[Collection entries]

----

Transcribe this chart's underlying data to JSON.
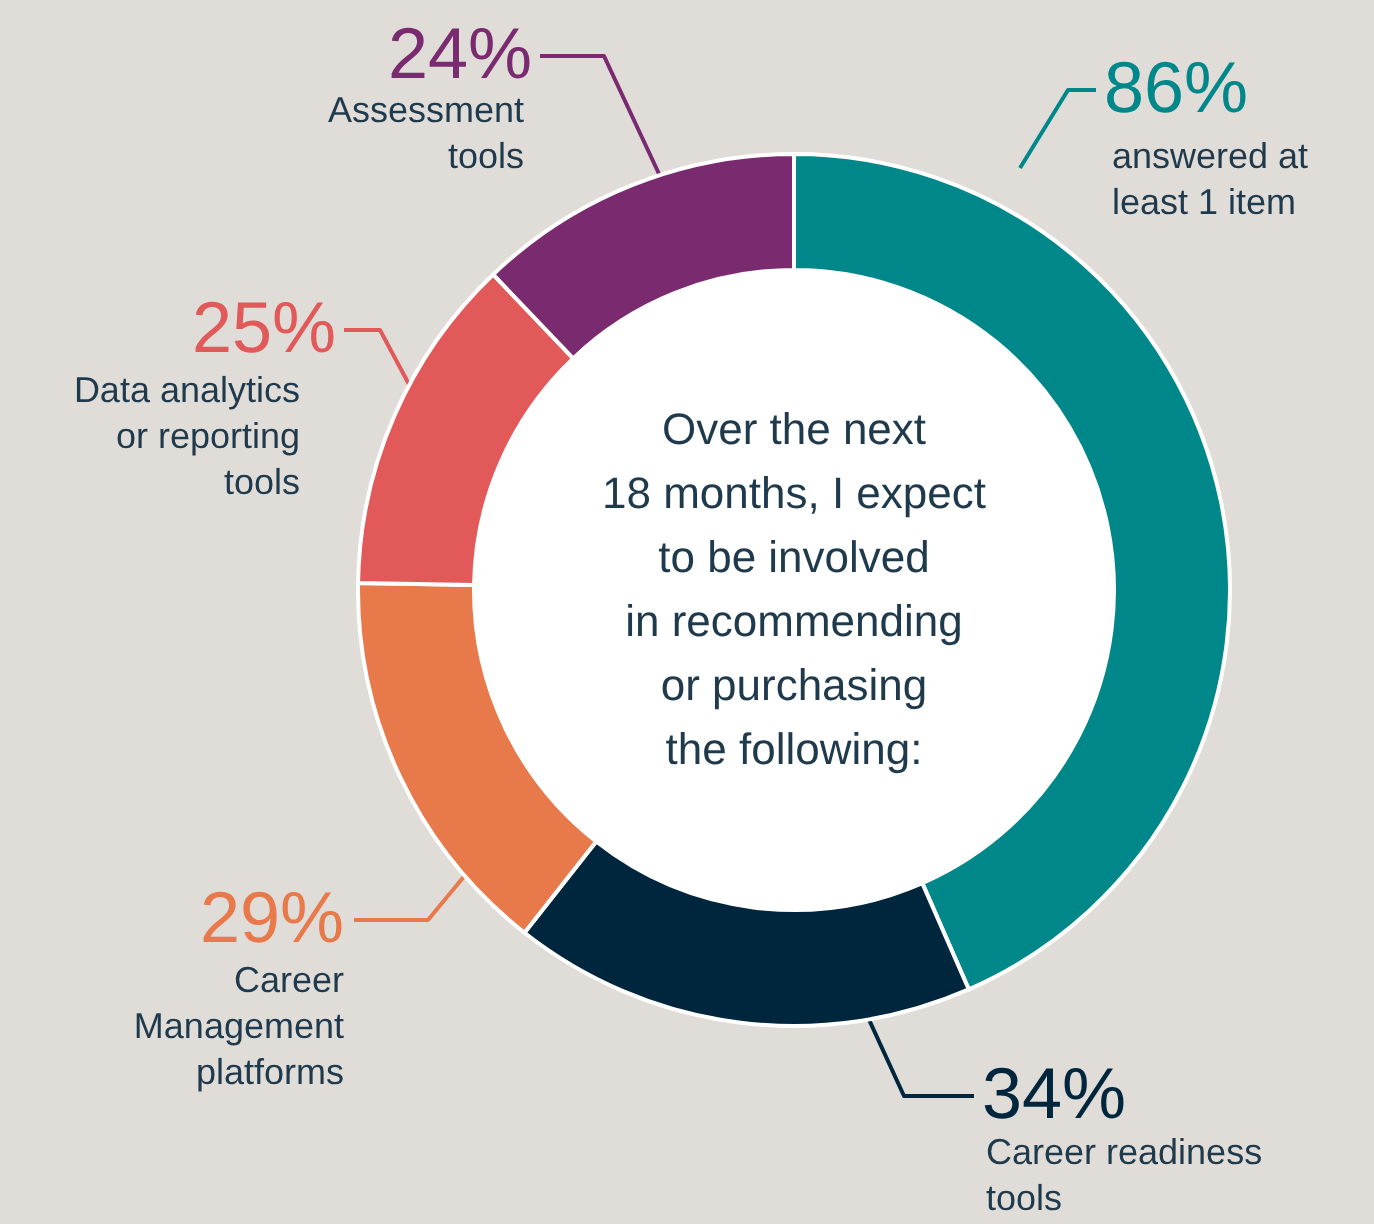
{
  "chart_data": {
    "type": "donut",
    "title": [
      "Over the next",
      "18 months, I expect",
      "to be involved",
      "in recommending",
      "or purchasing",
      "the following:"
    ],
    "categories": [
      "answered at least 1 item",
      "Career readiness tools",
      "Career Management platforms",
      "Data analytics or reporting tools",
      "Assessment tools"
    ],
    "values": [
      86,
      34,
      29,
      25,
      24
    ],
    "value_labels": [
      "86%",
      "34%",
      "29%",
      "25%",
      "24%"
    ],
    "colors": [
      "#00878a",
      "#00263d",
      "#e8794b",
      "#e2595a",
      "#7a2b70"
    ]
  }
}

----

Exercise goal: Omit pictures; set down the rest of the material word for word.

Answer to the exercise:
Transcribe this chart's underlying data to JSON.
{
  "chart_data": {
    "type": "donut",
    "title": [
      "Over the next",
      "18 months, I expect",
      "to be involved",
      "in recommending",
      "or purchasing",
      "the following:"
    ],
    "categories": [
      "answered at least 1 item",
      "Career readiness tools",
      "Career Management platforms",
      "Data analytics or reporting tools",
      "Assessment tools"
    ],
    "values": [
      86,
      34,
      29,
      25,
      24
    ],
    "value_labels": [
      "86%",
      "34%",
      "29%",
      "25%",
      "24%"
    ],
    "colors": [
      "#00878a",
      "#00263d",
      "#e8794b",
      "#e2595a",
      "#7a2b70"
    ]
  }
}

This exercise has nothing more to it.